▶ EXCERPTED RECORDS
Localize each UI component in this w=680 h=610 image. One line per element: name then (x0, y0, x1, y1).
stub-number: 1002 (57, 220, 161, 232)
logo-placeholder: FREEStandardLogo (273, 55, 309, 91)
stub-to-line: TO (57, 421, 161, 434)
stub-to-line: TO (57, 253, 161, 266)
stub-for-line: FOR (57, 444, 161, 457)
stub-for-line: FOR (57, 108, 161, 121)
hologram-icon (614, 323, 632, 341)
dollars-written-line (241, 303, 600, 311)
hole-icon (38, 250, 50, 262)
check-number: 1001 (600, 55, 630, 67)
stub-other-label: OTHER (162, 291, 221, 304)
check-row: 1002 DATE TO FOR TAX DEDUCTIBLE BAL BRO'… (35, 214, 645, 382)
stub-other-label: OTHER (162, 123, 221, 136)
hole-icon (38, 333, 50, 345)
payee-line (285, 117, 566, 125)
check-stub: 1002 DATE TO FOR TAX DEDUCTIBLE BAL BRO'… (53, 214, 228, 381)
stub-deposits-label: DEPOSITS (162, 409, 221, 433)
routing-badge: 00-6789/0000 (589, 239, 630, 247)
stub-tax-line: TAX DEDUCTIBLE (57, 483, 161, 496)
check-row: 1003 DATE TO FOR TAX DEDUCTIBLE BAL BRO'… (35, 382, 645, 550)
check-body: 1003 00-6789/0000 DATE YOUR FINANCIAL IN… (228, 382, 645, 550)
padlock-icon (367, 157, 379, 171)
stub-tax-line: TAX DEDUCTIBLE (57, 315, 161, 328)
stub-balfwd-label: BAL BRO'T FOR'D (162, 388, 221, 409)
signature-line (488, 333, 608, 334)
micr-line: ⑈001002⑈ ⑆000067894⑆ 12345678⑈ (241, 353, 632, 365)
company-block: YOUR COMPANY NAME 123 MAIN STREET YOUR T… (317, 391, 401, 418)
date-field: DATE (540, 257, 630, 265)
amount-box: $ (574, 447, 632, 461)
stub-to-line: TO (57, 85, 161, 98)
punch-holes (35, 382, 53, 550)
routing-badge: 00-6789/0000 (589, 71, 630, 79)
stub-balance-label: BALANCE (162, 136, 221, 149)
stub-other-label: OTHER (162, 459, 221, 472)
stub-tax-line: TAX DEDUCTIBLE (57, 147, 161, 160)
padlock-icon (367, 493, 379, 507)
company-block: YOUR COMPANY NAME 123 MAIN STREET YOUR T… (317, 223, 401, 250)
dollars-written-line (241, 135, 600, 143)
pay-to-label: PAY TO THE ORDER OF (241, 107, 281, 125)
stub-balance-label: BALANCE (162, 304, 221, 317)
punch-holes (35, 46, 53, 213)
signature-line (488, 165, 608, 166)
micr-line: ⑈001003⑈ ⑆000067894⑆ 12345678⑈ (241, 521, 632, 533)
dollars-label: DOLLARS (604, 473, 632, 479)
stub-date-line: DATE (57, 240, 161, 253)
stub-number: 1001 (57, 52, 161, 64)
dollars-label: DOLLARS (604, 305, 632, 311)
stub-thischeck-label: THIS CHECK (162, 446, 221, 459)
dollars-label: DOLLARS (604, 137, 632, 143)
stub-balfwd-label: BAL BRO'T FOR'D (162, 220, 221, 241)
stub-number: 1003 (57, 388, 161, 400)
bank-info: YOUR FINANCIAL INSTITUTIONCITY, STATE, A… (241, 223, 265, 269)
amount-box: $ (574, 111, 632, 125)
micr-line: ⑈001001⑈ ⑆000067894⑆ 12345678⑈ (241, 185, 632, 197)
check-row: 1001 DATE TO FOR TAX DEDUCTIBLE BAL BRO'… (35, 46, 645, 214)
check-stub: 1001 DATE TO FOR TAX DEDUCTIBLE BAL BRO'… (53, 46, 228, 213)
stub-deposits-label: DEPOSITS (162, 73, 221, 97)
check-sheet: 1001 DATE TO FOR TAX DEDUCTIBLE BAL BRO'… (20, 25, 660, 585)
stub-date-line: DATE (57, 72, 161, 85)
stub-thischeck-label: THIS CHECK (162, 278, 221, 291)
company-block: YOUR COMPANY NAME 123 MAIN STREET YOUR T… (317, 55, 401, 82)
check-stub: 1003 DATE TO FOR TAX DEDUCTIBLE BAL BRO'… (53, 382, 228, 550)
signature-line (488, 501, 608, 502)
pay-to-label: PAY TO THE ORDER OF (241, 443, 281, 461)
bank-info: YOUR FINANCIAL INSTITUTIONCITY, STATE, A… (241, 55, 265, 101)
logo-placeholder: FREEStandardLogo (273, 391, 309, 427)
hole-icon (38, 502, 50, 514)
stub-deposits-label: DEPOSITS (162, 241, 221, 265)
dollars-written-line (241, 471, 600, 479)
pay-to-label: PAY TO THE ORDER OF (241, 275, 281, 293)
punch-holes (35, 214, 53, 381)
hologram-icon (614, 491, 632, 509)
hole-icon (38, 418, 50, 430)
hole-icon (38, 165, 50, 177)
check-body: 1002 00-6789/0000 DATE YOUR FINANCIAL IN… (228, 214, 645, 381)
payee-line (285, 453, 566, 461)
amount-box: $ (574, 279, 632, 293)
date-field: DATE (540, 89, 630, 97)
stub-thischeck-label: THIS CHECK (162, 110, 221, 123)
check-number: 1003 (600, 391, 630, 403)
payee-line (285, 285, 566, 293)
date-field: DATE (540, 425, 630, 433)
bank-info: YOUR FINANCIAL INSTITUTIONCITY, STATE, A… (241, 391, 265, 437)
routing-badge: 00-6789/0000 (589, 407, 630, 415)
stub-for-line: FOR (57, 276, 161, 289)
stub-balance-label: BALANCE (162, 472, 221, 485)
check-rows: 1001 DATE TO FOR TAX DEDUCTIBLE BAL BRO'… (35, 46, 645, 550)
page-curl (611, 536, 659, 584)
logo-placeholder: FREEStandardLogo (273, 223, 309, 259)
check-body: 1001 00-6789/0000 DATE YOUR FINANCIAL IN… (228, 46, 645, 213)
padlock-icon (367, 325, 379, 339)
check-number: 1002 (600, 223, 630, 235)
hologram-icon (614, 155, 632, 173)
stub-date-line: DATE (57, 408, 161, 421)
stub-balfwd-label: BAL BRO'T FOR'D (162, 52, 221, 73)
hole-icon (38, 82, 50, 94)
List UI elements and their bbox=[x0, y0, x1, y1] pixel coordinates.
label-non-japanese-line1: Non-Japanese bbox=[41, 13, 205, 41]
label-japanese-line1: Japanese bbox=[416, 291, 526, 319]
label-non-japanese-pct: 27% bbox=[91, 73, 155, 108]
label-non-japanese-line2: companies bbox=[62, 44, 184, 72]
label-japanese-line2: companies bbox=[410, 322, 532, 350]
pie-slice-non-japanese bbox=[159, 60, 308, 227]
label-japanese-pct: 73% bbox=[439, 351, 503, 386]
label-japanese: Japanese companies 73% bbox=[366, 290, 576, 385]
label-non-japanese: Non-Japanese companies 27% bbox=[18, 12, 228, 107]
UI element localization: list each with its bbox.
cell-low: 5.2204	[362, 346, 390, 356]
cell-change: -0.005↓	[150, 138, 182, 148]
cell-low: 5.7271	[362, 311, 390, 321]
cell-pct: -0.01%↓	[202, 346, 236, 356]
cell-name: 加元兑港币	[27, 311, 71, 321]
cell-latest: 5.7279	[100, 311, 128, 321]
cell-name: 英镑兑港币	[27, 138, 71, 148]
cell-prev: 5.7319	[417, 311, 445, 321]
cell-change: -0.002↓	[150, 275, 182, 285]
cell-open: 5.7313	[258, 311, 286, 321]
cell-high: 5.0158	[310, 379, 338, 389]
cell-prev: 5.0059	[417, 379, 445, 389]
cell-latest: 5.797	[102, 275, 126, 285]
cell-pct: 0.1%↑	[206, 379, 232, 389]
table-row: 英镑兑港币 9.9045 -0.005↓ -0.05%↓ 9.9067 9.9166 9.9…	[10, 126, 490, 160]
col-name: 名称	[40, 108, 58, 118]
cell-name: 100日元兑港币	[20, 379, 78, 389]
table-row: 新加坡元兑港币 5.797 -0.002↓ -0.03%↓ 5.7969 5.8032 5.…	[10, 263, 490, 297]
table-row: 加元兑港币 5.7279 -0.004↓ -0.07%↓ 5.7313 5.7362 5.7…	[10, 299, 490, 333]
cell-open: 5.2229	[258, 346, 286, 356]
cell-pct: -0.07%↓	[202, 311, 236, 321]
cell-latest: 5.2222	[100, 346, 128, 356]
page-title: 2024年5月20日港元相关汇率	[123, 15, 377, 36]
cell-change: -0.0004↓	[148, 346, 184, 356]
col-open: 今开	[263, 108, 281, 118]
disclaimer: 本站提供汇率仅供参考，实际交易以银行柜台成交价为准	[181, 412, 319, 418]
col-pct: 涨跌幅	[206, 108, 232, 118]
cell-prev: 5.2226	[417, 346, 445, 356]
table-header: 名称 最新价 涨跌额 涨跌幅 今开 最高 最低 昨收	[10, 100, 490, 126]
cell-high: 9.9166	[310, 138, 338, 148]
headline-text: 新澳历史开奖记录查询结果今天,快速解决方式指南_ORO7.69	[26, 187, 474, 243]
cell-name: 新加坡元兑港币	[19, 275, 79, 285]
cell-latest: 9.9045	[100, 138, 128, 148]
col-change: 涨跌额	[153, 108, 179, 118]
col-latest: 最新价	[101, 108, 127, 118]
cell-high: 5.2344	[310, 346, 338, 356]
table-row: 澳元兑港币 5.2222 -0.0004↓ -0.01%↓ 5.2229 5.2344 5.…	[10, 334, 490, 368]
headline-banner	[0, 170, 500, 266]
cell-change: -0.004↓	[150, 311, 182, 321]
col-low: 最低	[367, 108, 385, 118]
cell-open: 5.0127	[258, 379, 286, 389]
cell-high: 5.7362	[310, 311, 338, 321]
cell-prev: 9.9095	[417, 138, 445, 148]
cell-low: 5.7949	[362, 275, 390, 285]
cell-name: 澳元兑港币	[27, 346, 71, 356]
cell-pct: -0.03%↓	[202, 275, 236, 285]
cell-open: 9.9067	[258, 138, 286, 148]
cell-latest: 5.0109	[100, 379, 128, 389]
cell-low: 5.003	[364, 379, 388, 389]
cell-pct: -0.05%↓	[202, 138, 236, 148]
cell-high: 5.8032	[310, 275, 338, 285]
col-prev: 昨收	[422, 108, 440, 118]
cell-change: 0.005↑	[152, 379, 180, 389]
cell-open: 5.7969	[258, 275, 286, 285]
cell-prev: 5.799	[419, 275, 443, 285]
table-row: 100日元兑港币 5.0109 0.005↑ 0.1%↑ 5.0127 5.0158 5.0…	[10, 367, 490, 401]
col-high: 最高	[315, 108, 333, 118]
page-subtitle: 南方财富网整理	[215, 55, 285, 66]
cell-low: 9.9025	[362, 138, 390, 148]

▶ STATED PROBLEM
Please write out the data verbatim, from its first line through the line with "stub-for-line: FOR (57, 444, 161, 457)", including both.

▶ EXERCISE RESPONSE
Localize each UI component in this w=680 h=610 image. One line per element: name then (x0, y0, x1, y1).
stub-number: 1002 (57, 220, 161, 232)
logo-placeholder: FREEStandardLogo (273, 55, 309, 91)
stub-to-line: TO (57, 421, 161, 434)
stub-to-line: TO (57, 253, 161, 266)
stub-for-line: FOR (57, 444, 161, 457)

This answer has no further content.